Each entry must appear again exactly as it does in the source.

——

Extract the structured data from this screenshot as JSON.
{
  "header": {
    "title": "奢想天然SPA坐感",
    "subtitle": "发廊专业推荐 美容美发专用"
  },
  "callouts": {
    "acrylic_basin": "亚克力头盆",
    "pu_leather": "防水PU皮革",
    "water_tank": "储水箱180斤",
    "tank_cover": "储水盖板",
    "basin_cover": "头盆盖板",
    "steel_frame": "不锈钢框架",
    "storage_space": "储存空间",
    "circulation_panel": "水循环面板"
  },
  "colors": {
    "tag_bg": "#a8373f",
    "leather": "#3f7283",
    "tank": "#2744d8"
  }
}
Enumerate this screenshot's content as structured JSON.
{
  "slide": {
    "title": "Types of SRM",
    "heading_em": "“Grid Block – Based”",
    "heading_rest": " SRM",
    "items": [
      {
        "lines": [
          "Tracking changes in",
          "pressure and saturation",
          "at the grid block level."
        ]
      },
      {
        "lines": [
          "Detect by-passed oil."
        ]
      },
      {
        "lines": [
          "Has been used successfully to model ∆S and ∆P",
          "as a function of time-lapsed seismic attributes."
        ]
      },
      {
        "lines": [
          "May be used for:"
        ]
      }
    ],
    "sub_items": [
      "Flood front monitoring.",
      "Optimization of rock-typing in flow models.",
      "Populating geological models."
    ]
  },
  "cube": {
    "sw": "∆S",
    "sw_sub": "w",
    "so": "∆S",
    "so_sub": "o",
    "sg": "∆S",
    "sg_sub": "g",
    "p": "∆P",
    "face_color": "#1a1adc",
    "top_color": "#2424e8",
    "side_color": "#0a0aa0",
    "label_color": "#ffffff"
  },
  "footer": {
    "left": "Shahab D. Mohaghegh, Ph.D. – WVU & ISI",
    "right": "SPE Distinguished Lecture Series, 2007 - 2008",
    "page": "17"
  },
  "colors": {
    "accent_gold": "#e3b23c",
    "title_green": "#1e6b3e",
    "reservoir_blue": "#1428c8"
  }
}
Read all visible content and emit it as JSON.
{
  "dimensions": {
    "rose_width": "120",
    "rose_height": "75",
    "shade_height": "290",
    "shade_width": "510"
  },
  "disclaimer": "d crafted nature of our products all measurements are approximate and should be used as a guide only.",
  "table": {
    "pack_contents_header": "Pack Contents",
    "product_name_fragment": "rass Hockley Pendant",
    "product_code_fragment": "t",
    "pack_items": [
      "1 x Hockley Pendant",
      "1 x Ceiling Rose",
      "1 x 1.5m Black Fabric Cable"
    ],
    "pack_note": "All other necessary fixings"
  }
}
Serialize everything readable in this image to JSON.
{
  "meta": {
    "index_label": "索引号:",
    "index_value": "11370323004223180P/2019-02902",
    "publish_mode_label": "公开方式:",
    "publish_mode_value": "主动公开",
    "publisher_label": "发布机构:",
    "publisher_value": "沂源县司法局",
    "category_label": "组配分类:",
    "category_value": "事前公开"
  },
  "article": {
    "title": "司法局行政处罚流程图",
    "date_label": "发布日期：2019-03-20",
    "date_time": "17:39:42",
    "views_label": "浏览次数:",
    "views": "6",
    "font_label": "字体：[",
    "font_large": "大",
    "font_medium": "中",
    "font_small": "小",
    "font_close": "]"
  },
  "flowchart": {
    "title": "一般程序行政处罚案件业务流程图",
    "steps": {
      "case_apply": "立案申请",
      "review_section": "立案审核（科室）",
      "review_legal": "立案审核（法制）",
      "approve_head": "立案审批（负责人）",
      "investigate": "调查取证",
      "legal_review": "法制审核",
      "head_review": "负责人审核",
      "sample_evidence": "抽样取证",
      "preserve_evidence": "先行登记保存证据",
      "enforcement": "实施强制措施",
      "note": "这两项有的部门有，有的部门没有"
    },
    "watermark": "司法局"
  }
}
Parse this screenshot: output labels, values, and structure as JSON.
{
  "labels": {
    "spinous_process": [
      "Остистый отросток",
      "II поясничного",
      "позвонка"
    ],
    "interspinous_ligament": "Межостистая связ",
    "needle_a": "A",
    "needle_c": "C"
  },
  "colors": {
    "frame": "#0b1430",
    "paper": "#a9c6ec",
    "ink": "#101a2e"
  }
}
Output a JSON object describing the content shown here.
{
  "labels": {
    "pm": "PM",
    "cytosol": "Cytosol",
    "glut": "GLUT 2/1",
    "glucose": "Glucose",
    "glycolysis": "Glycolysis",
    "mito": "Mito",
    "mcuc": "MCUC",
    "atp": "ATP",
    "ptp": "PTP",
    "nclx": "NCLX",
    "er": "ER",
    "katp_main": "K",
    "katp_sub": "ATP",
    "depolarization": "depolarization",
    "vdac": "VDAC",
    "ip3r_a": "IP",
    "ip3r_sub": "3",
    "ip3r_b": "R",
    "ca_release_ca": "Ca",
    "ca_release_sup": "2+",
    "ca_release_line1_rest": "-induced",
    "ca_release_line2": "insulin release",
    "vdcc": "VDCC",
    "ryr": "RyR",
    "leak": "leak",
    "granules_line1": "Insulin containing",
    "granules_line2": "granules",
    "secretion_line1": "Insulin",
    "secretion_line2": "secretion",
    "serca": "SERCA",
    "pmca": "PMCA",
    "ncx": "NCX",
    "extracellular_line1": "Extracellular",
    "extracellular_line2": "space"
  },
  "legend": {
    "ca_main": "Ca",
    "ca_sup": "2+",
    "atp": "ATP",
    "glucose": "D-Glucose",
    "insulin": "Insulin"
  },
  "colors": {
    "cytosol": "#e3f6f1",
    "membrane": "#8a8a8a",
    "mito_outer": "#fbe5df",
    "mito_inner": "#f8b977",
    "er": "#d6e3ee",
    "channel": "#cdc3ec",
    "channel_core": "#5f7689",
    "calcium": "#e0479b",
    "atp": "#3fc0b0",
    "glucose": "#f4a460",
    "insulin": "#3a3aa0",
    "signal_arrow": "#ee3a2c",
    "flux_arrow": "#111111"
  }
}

——

## [Finished answer]
Extract the structured data from this screenshot as JSON.
{
  "header": {
    "title": "奢想天然SPA坐感",
    "subtitle": "发廊专业推荐 美容美发专用"
  },
  "callouts": {
    "acrylic_basin": "亚克力头盆",
    "pu_leather": "防水PU皮革",
    "water_tank": "储水箱180斤",
    "tank_cover": "储水盖板",
    "basin_cover": "头盆盖板",
    "steel_frame": "不锈钢框架",
    "storage_space": "储存空间",
    "circulation_panel": "水循环面板"
  },
  "colors": {
    "tag_bg": "#a8373f",
    "leather": "#3f7283",
    "tank": "#2744d8"
  }
}
Enumerate this screenshot's content as structured JSON.
{
  "slide": {
    "title": "Types of SRM",
    "heading_em": "“Grid Block – Based”",
    "heading_rest": " SRM",
    "items": [
      {
        "lines": [
          "Tracking changes in",
          "pressure and saturation",
          "at the grid block level."
        ]
      },
      {
        "lines": [
          "Detect by-passed oil."
        ]
      },
      {
        "lines": [
          "Has been used successfully to model ∆S and ∆P",
          "as a function of time-lapsed seismic attributes."
        ]
      },
      {
        "lines": [
          "May be used for:"
        ]
      }
    ],
    "sub_items": [
      "Flood front monitoring.",
      "Optimization of rock-typing in flow models.",
      "Populating geological models."
    ]
  },
  "cube": {
    "sw": "∆S",
    "sw_sub": "w",
    "so": "∆S",
    "so_sub": "o",
    "sg": "∆S",
    "sg_sub": "g",
    "p": "∆P",
    "face_color": "#1a1adc",
    "top_color": "#2424e8",
    "side_color": "#0a0aa0",
    "label_color": "#ffffff"
  },
  "footer": {
    "left": "Shahab D. Mohaghegh, Ph.D. – WVU & ISI",
    "right": "SPE Distinguished Lecture Series, 2007 - 2008",
    "page": "17"
  },
  "colors": {
    "accent_gold": "#e3b23c",
    "title_green": "#1e6b3e",
    "reservoir_blue": "#1428c8"
  }
}
Read all visible content and emit it as JSON.
{
  "dimensions": {
    "rose_width": "120",
    "rose_height": "75",
    "shade_height": "290",
    "shade_width": "510"
  },
  "disclaimer": "d crafted nature of our products all measurements are approximate and should be used as a guide only.",
  "table": {
    "pack_contents_header": "Pack Contents",
    "product_name_fragment": "rass Hockley Pendant",
    "product_code_fragment": "t",
    "pack_items": [
      "1 x Hockley Pendant",
      "1 x Ceiling Rose",
      "1 x 1.5m Black Fabric Cable"
    ],
    "pack_note": "All other necessary fixings"
  }
}
Serialize everything readable in this image to JSON.
{
  "meta": {
    "index_label": "索引号:",
    "index_value": "11370323004223180P/2019-02902",
    "publish_mode_label": "公开方式:",
    "publish_mode_value": "主动公开",
    "publisher_label": "发布机构:",
    "publisher_value": "沂源县司法局",
    "category_label": "组配分类:",
    "category_value": "事前公开"
  },
  "article": {
    "title": "司法局行政处罚流程图",
    "date_label": "发布日期：2019-03-20",
    "date_time": "17:39:42",
    "views_label": "浏览次数:",
    "views": "6",
    "font_label": "字体：[",
    "font_large": "大",
    "font_medium": "中",
    "font_small": "小",
    "font_close": "]"
  },
  "flowchart": {
    "title": "一般程序行政处罚案件业务流程图",
    "steps": {
      "case_apply": "立案申请",
      "review_section": "立案审核（科室）",
      "review_legal": "立案审核（法制）",
      "approve_head": "立案审批（负责人）",
      "investigate": "调查取证",
      "legal_review": "法制审核",
      "head_review": "负责人审核",
      "sample_evidence": "抽样取证",
      "preserve_evidence": "先行登记保存证据",
      "enforcement": "实施强制措施",
      "note": "这两项有的部门有，有的部门没有"
    },
    "watermark": "司法局"
  }
}
Parse this screenshot: output labels, values, and structure as JSON.
{
  "labels": {
    "spinous_process": [
      "Остистый отросток",
      "II поясничного",
      "позвонка"
    ],
    "interspinous_ligament": "Межостистая связ",
    "needle_a": "A",
    "needle_c": "C"
  },
  "colors": {
    "frame": "#0b1430",
    "paper": "#a9c6ec",
    "ink": "#101a2e"
  }
}
Output a JSON object describing the content shown here.
{
  "labels": {
    "pm": "PM",
    "cytosol": "Cytosol",
    "glut": "GLUT 2/1",
    "glucose": "Glucose",
    "glycolysis": "Glycolysis",
    "mito": "Mito",
    "mcuc": "MCUC",
    "atp": "ATP",
    "ptp": "PTP",
    "nclx": "NCLX",
    "er": "ER",
    "katp_main": "K",
    "katp_sub": "ATP",
    "depolarization": "depolarization",
    "vdac": "VDAC",
    "ip3r_a": "IP",
    "ip3r_sub": "3",
    "ip3r_b": "R",
    "ca_release_ca": "Ca",
    "ca_release_sup": "2+",
    "ca_release_line1_rest": "-induced",
    "ca_release_line2": "insulin release",
    "vdcc": "VDCC",
    "ryr": "RyR",
    "leak": "leak",
    "granules_line1": "Insulin containing",
    "granules_line2": "granules",
    "secretion_line1": "Insulin",
    "secretion_line2": "secretion",
    "serca": "SERCA",
    "pmca": "PMCA",
    "ncx": "NCX",
    "extracellular_line1": "Extracellular",
    "extracellular_line2": "space"
  },
  "legend": {
    "ca_main": "Ca",
    "ca_sup": "2+",
    "atp": "ATP",
    "glucose": "D-Glucose",
    "insulin": "Insulin"
  },
  "colors": {
    "cytosol": "#e3f6f1",
    "membrane": "#8a8a8a",
    "mito_outer": "#fbe5df",
    "mito_inner": "#f8b977",
    "er": "#d6e3ee",
    "channel": "#cdc3ec",
    "channel_core": "#5f7689",
    "calcium": "#e0479b",
    "atp": "#3fc0b0",
    "glucose": "#f4a460",
    "insulin": "#3a3aa0",
    "signal_arrow": "#ee3a2c",
    "flux_arrow": "#111111"
  }
}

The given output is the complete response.